> **WRITTEN TASK**:
Keep every line where the word "object" appears; drop the rest.

-- Start DATA IN THIS EXERCISE --

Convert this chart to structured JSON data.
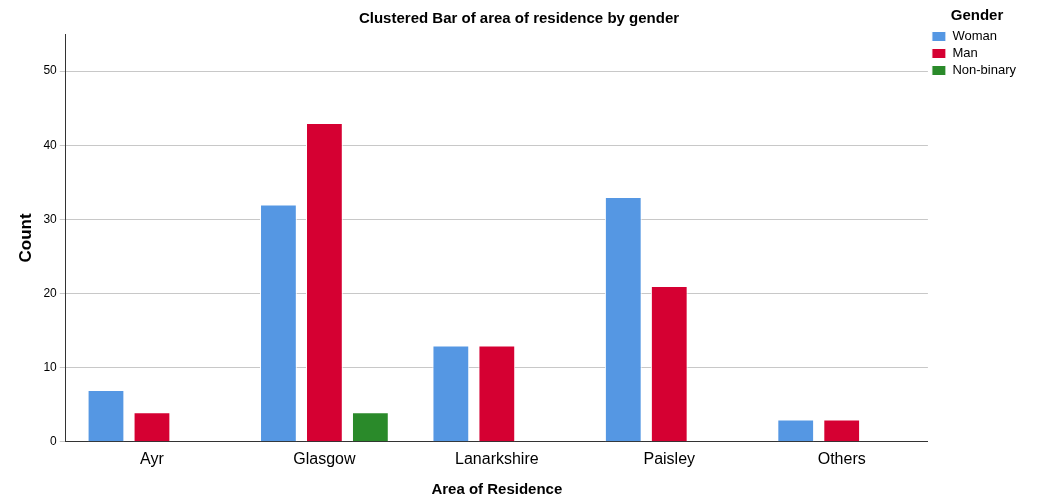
{
  "chart_data": {
    "type": "bar",
    "title": "Clustered Bar of area of residence by gender",
    "xlabel": "Area of Residence",
    "ylabel": "Count",
    "legend_title": "Gender",
    "categories": [
      "Ayr",
      "Glasgow",
      "Lanarkshire",
      "Paisley",
      "Others"
    ],
    "series": [
      {
        "name": "Woman",
        "color": "#5597e3",
        "values": [
          7,
          32,
          13,
          33,
          3
        ]
      },
      {
        "name": "Man",
        "color": "#d50032",
        "values": [
          4,
          43,
          13,
          21,
          3
        ]
      },
      {
        "name": "Non-binary",
        "color": "#2a8a2a",
        "values": [
          null,
          4,
          null,
          null,
          null
        ]
      }
    ],
    "ylim": [
      0,
      55
    ],
    "yticks": [
      0,
      10,
      20,
      30,
      40,
      50
    ],
    "grid": "y",
    "legend": "top right"
  }
}
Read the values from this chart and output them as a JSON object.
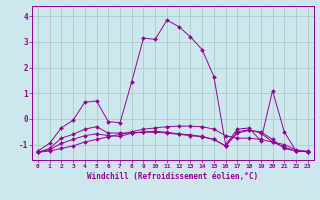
{
  "background_color": "#cce8ec",
  "grid_color": "#aacccc",
  "line_color": "#990099",
  "xlabel": "Windchill (Refroidissement éolien,°C)",
  "xlabel_fontsize": 5.5,
  "xtick_fontsize": 4.5,
  "ytick_fontsize": 5.5,
  "ylim": [
    -1.6,
    4.4
  ],
  "xlim": [
    -0.5,
    23.5
  ],
  "yticks": [
    -1,
    0,
    1,
    2,
    3,
    4
  ],
  "xticks": [
    0,
    1,
    2,
    3,
    4,
    5,
    6,
    7,
    8,
    9,
    10,
    11,
    12,
    13,
    14,
    15,
    16,
    17,
    18,
    19,
    20,
    21,
    22,
    23
  ],
  "curve1_x": [
    0,
    1,
    2,
    3,
    4,
    5,
    6,
    7,
    8,
    9,
    10,
    11,
    12,
    13,
    14,
    15,
    16,
    17,
    18,
    19,
    20,
    21,
    22,
    23
  ],
  "curve1_y": [
    -1.25,
    -0.95,
    -0.35,
    -0.05,
    0.65,
    0.7,
    -0.1,
    -0.15,
    1.45,
    3.15,
    3.1,
    3.85,
    3.6,
    3.2,
    2.7,
    1.65,
    -1.0,
    -0.4,
    -0.35,
    -0.85,
    1.1,
    -0.5,
    -1.25,
    -1.25
  ],
  "curve2_x": [
    0,
    1,
    2,
    3,
    4,
    5,
    6,
    7,
    8,
    9,
    10,
    11,
    12,
    13,
    14,
    15,
    16,
    17,
    18,
    19,
    20,
    21,
    22,
    23
  ],
  "curve2_y": [
    -1.3,
    -1.25,
    -1.15,
    -1.05,
    -0.9,
    -0.8,
    -0.7,
    -0.6,
    -0.5,
    -0.4,
    -0.35,
    -0.3,
    -0.28,
    -0.28,
    -0.3,
    -0.4,
    -0.65,
    -0.75,
    -0.75,
    -0.8,
    -0.9,
    -1.0,
    -1.2,
    -1.28
  ],
  "curve3_x": [
    0,
    1,
    2,
    3,
    4,
    5,
    6,
    7,
    8,
    9,
    10,
    11,
    12,
    13,
    14,
    15,
    16,
    17,
    18,
    19,
    20,
    21,
    22,
    23
  ],
  "curve3_y": [
    -1.3,
    -1.15,
    -0.75,
    -0.6,
    -0.4,
    -0.3,
    -0.55,
    -0.55,
    -0.55,
    -0.52,
    -0.52,
    -0.55,
    -0.6,
    -0.65,
    -0.7,
    -0.8,
    -1.05,
    -0.55,
    -0.45,
    -0.5,
    -0.8,
    -1.15,
    -1.25,
    -1.28
  ],
  "curve4_x": [
    0,
    1,
    2,
    3,
    4,
    5,
    6,
    7,
    8,
    9,
    10,
    11,
    12,
    13,
    14,
    15,
    16,
    17,
    18,
    19,
    20,
    21,
    22,
    23
  ],
  "curve4_y": [
    -1.3,
    -1.2,
    -0.95,
    -0.8,
    -0.65,
    -0.58,
    -0.65,
    -0.68,
    -0.55,
    -0.5,
    -0.48,
    -0.52,
    -0.58,
    -0.62,
    -0.68,
    -0.8,
    -1.05,
    -0.5,
    -0.42,
    -0.55,
    -0.9,
    -1.1,
    -1.25,
    -1.28
  ]
}
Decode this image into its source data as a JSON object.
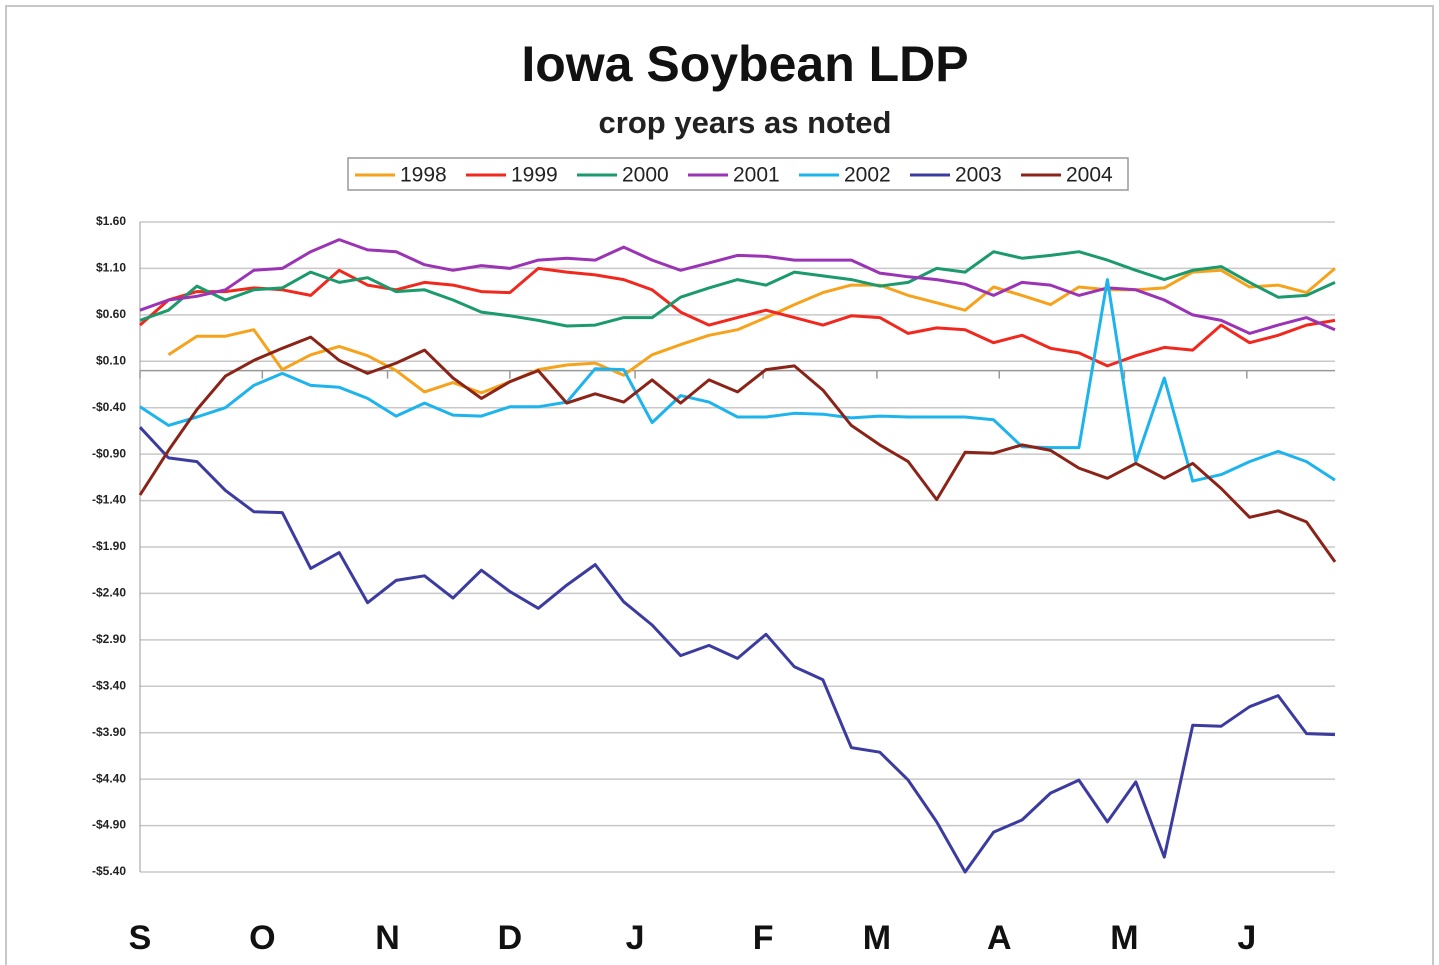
{
  "chart_data": {
    "type": "line",
    "title": "Iowa Soybean LDP",
    "subtitle": "crop years as noted",
    "x": [
      0,
      1,
      2,
      3,
      4,
      5,
      6,
      7,
      8,
      9,
      10,
      11,
      12,
      13,
      14,
      15,
      16,
      17,
      18,
      19,
      20,
      21,
      22,
      23,
      24,
      25,
      26,
      27,
      28,
      29,
      30,
      31,
      32,
      33,
      34,
      35,
      36,
      37,
      38,
      39,
      40,
      41,
      42
    ],
    "xlim": [
      0,
      42
    ],
    "xticks": [
      {
        "value": 0,
        "label": "S"
      },
      {
        "value": 4.3,
        "label": "O"
      },
      {
        "value": 8.7,
        "label": "N"
      },
      {
        "value": 13,
        "label": "D"
      },
      {
        "value": 17.4,
        "label": "J"
      },
      {
        "value": 21.9,
        "label": "F"
      },
      {
        "value": 25.9,
        "label": "M"
      },
      {
        "value": 30.2,
        "label": "A"
      },
      {
        "value": 34.6,
        "label": "M"
      },
      {
        "value": 38.9,
        "label": "J"
      }
    ],
    "ylim": [
      -5.4,
      1.6
    ],
    "yticks": [
      {
        "value": 1.6,
        "label": "$1.60"
      },
      {
        "value": 1.1,
        "label": "$1.10"
      },
      {
        "value": 0.6,
        "label": "$0.60"
      },
      {
        "value": 0.1,
        "label": "$0.10"
      },
      {
        "value": -0.4,
        "label": "-$0.40"
      },
      {
        "value": -0.9,
        "label": "-$0.90"
      },
      {
        "value": -1.4,
        "label": "-$1.40"
      },
      {
        "value": -1.9,
        "label": "-$1.90"
      },
      {
        "value": -2.4,
        "label": "-$2.40"
      },
      {
        "value": -2.9,
        "label": "-$2.90"
      },
      {
        "value": -3.4,
        "label": "-$3.40"
      },
      {
        "value": -3.9,
        "label": "-$3.90"
      },
      {
        "value": -4.4,
        "label": "-$4.40"
      },
      {
        "value": -4.9,
        "label": "-$4.90"
      },
      {
        "value": -5.4,
        "label": "-$5.40"
      }
    ],
    "grid": true,
    "legend": "top",
    "series": [
      {
        "name": "1998",
        "color": "#f7a21b",
        "values": [
          null,
          0.17,
          0.37,
          0.37,
          0.44,
          0.01,
          0.17,
          0.26,
          0.16,
          0.0,
          -0.23,
          -0.13,
          -0.24,
          -0.12,
          0.01,
          0.06,
          0.08,
          -0.05,
          0.17,
          0.28,
          0.38,
          0.44,
          0.57,
          0.71,
          0.84,
          0.92,
          0.92,
          0.81,
          0.73,
          0.65,
          0.9,
          0.81,
          0.71,
          0.9,
          0.87,
          0.87,
          0.89,
          1.06,
          1.08,
          0.9,
          0.92,
          0.84,
          1.1
        ]
      },
      {
        "name": "1999",
        "color": "#f0281e",
        "values": [
          0.49,
          0.76,
          0.85,
          0.85,
          0.89,
          0.87,
          0.81,
          1.08,
          0.92,
          0.87,
          0.95,
          0.92,
          0.85,
          0.84,
          1.1,
          1.06,
          1.03,
          0.98,
          0.87,
          0.63,
          0.49,
          0.57,
          0.65,
          0.57,
          0.49,
          0.59,
          0.57,
          0.4,
          0.46,
          0.44,
          0.3,
          0.38,
          0.24,
          0.19,
          0.05,
          0.16,
          0.25,
          0.22,
          0.49,
          0.3,
          0.38,
          0.49,
          0.54
        ]
      },
      {
        "name": "2000",
        "color": "#1b9a6c",
        "values": [
          0.54,
          0.65,
          0.91,
          0.76,
          0.87,
          0.89,
          1.06,
          0.95,
          1.0,
          0.85,
          0.87,
          0.76,
          0.63,
          0.59,
          0.54,
          0.48,
          0.49,
          0.57,
          0.57,
          0.79,
          0.89,
          0.98,
          0.92,
          1.06,
          1.02,
          0.98,
          0.91,
          0.95,
          1.1,
          1.06,
          1.28,
          1.21,
          1.24,
          1.28,
          1.19,
          1.08,
          0.98,
          1.08,
          1.12,
          0.95,
          0.79,
          0.81,
          0.95
        ]
      },
      {
        "name": "2001",
        "color": "#9b33b5",
        "values": [
          0.65,
          0.76,
          0.8,
          0.87,
          1.08,
          1.1,
          1.28,
          1.41,
          1.3,
          1.28,
          1.14,
          1.08,
          1.13,
          1.1,
          1.19,
          1.21,
          1.19,
          1.33,
          1.19,
          1.08,
          1.16,
          1.24,
          1.23,
          1.19,
          1.19,
          1.19,
          1.05,
          1.01,
          0.98,
          0.93,
          0.81,
          0.95,
          0.92,
          0.81,
          0.89,
          0.87,
          0.76,
          0.6,
          0.54,
          0.4,
          0.49,
          0.57,
          0.44
        ]
      },
      {
        "name": "2002",
        "color": "#1db4ee",
        "values": [
          -0.39,
          -0.59,
          -0.5,
          -0.4,
          -0.16,
          -0.03,
          -0.16,
          -0.18,
          -0.3,
          -0.49,
          -0.35,
          -0.48,
          -0.49,
          -0.39,
          -0.39,
          -0.34,
          0.02,
          0.01,
          -0.56,
          -0.27,
          -0.34,
          -0.5,
          -0.5,
          -0.46,
          -0.47,
          -0.51,
          -0.49,
          -0.5,
          -0.5,
          -0.5,
          -0.53,
          -0.82,
          -0.83,
          -0.83,
          0.98,
          -0.98,
          -0.08,
          -1.19,
          -1.12,
          -0.98,
          -0.87,
          -0.98,
          -1.18
        ]
      },
      {
        "name": "2003",
        "color": "#3c3ca0",
        "values": [
          -0.61,
          -0.94,
          -0.98,
          -1.29,
          -1.52,
          -1.53,
          -2.13,
          -1.96,
          -2.5,
          -2.26,
          -2.21,
          -2.45,
          -2.15,
          -2.38,
          -2.56,
          -2.31,
          -2.09,
          -2.49,
          -2.74,
          -3.07,
          -2.96,
          -3.1,
          -2.84,
          -3.19,
          -3.33,
          -4.06,
          -4.11,
          -4.41,
          -4.86,
          -5.4,
          -4.97,
          -4.84,
          -4.55,
          -4.41,
          -4.86,
          -4.43,
          -5.24,
          -3.82,
          -3.83,
          -3.62,
          -3.5,
          -3.91,
          -3.92
        ]
      },
      {
        "name": "2004",
        "color": "#8b2418",
        "values": [
          -1.34,
          -0.86,
          -0.42,
          -0.06,
          0.11,
          0.24,
          0.36,
          0.11,
          -0.03,
          0.08,
          0.22,
          -0.08,
          -0.3,
          -0.12,
          0.0,
          -0.35,
          -0.25,
          -0.34,
          -0.1,
          -0.35,
          -0.1,
          -0.23,
          0.01,
          0.05,
          -0.21,
          -0.59,
          -0.8,
          -0.98,
          -1.39,
          -0.88,
          -0.89,
          -0.8,
          -0.86,
          -1.05,
          -1.16,
          -1.0,
          -1.16,
          -1.0,
          -1.27,
          -1.58,
          -1.51,
          -1.63,
          -2.06
        ]
      }
    ]
  }
}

-- End DATA IN THIS EXERCISE --

> **WORKED SOLUTION**:
Read the values from this chart and output them as a JSON object.
Decode this image into its source data as a JSON object.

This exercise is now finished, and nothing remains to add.